(Records about charts and figures)
** start **

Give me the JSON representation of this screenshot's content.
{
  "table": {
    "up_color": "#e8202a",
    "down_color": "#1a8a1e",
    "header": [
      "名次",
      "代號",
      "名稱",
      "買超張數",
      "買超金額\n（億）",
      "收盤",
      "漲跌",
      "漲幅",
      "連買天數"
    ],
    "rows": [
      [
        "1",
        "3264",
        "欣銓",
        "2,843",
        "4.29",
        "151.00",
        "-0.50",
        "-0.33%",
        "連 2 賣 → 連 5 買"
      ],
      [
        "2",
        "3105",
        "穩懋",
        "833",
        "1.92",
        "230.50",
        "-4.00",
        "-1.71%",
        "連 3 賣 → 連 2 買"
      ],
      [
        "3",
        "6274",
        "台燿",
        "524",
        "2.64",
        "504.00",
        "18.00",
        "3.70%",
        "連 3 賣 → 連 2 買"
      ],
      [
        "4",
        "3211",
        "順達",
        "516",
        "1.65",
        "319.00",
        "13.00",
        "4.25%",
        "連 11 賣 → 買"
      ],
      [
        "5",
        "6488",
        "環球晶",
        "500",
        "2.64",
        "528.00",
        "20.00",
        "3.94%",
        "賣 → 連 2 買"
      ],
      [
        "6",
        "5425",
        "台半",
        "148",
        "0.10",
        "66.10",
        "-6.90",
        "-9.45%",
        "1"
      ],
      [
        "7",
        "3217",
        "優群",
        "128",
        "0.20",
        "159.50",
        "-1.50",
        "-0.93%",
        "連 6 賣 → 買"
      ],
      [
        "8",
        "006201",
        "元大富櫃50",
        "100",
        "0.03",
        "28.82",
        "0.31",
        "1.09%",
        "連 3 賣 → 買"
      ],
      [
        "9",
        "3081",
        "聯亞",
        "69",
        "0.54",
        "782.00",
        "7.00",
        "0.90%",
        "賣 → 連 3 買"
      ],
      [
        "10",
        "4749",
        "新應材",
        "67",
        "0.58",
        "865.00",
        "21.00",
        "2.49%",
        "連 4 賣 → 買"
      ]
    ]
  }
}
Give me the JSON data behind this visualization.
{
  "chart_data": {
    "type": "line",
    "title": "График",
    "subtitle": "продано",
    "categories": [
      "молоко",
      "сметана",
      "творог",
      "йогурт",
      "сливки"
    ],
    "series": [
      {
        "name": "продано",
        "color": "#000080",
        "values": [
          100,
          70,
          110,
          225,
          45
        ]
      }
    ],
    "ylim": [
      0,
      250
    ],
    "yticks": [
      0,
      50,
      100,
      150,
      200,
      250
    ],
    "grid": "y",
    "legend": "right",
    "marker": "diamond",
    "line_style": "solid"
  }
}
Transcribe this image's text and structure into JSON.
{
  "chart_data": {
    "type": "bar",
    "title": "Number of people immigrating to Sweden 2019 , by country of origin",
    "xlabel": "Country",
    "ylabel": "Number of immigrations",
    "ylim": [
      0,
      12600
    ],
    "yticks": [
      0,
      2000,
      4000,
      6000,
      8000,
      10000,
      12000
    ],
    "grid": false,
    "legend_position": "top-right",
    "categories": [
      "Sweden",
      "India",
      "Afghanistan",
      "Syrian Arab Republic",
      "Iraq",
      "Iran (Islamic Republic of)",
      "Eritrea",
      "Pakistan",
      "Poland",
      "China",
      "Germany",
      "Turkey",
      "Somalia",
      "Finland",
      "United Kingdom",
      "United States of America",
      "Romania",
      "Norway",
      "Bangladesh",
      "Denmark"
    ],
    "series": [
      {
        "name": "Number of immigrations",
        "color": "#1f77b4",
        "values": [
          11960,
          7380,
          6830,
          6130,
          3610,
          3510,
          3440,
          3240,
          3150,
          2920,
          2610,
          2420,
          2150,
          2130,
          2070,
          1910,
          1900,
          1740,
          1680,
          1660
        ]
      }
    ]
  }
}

** end **

Work required → Return all of the entries exactly as they were supplied.

Correct result →
Give me the JSON representation of this screenshot's content.
{
  "table": {
    "up_color": "#e8202a",
    "down_color": "#1a8a1e",
    "header": [
      "名次",
      "代號",
      "名稱",
      "買超張數",
      "買超金額\n（億）",
      "收盤",
      "漲跌",
      "漲幅",
      "連買天數"
    ],
    "rows": [
      [
        "1",
        "3264",
        "欣銓",
        "2,843",
        "4.29",
        "151.00",
        "-0.50",
        "-0.33%",
        "連 2 賣 → 連 5 買"
      ],
      [
        "2",
        "3105",
        "穩懋",
        "833",
        "1.92",
        "230.50",
        "-4.00",
        "-1.71%",
        "連 3 賣 → 連 2 買"
      ],
      [
        "3",
        "6274",
        "台燿",
        "524",
        "2.64",
        "504.00",
        "18.00",
        "3.70%",
        "連 3 賣 → 連 2 買"
      ],
      [
        "4",
        "3211",
        "順達",
        "516",
        "1.65",
        "319.00",
        "13.00",
        "4.25%",
        "連 11 賣 → 買"
      ],
      [
        "5",
        "6488",
        "環球晶",
        "500",
        "2.64",
        "528.00",
        "20.00",
        "3.94%",
        "賣 → 連 2 買"
      ],
      [
        "6",
        "5425",
        "台半",
        "148",
        "0.10",
        "66.10",
        "-6.90",
        "-9.45%",
        "1"
      ],
      [
        "7",
        "3217",
        "優群",
        "128",
        "0.20",
        "159.50",
        "-1.50",
        "-0.93%",
        "連 6 賣 → 買"
      ],
      [
        "8",
        "006201",
        "元大富櫃50",
        "100",
        "0.03",
        "28.82",
        "0.31",
        "1.09%",
        "連 3 賣 → 買"
      ],
      [
        "9",
        "3081",
        "聯亞",
        "69",
        "0.54",
        "782.00",
        "7.00",
        "0.90%",
        "賣 → 連 3 買"
      ],
      [
        "10",
        "4749",
        "新應材",
        "67",
        "0.58",
        "865.00",
        "21.00",
        "2.49%",
        "連 4 賣 → 買"
      ]
    ]
  }
}
Give me the JSON data behind this visualization.
{
  "chart_data": {
    "type": "line",
    "title": "График",
    "subtitle": "продано",
    "categories": [
      "молоко",
      "сметана",
      "творог",
      "йогурт",
      "сливки"
    ],
    "series": [
      {
        "name": "продано",
        "color": "#000080",
        "values": [
          100,
          70,
          110,
          225,
          45
        ]
      }
    ],
    "ylim": [
      0,
      250
    ],
    "yticks": [
      0,
      50,
      100,
      150,
      200,
      250
    ],
    "grid": "y",
    "legend": "right",
    "marker": "diamond",
    "line_style": "solid"
  }
}
Transcribe this image's text and structure into JSON.
{
  "chart_data": {
    "type": "bar",
    "title": "Number of people immigrating to Sweden 2019 , by country of origin",
    "xlabel": "Country",
    "ylabel": "Number of immigrations",
    "ylim": [
      0,
      12600
    ],
    "yticks": [
      0,
      2000,
      4000,
      6000,
      8000,
      10000,
      12000
    ],
    "grid": false,
    "legend_position": "top-right",
    "categories": [
      "Sweden",
      "India",
      "Afghanistan",
      "Syrian Arab Republic",
      "Iraq",
      "Iran (Islamic Republic of)",
      "Eritrea",
      "Pakistan",
      "Poland",
      "China",
      "Germany",
      "Turkey",
      "Somalia",
      "Finland",
      "United Kingdom",
      "United States of America",
      "Romania",
      "Norway",
      "Bangladesh",
      "Denmark"
    ],
    "series": [
      {
        "name": "Number of immigrations",
        "color": "#1f77b4",
        "values": [
          11960,
          7380,
          6830,
          6130,
          3610,
          3510,
          3440,
          3240,
          3150,
          2920,
          2610,
          2420,
          2150,
          2130,
          2070,
          1910,
          1900,
          1740,
          1680,
          1660
        ]
      }
    ]
  }
}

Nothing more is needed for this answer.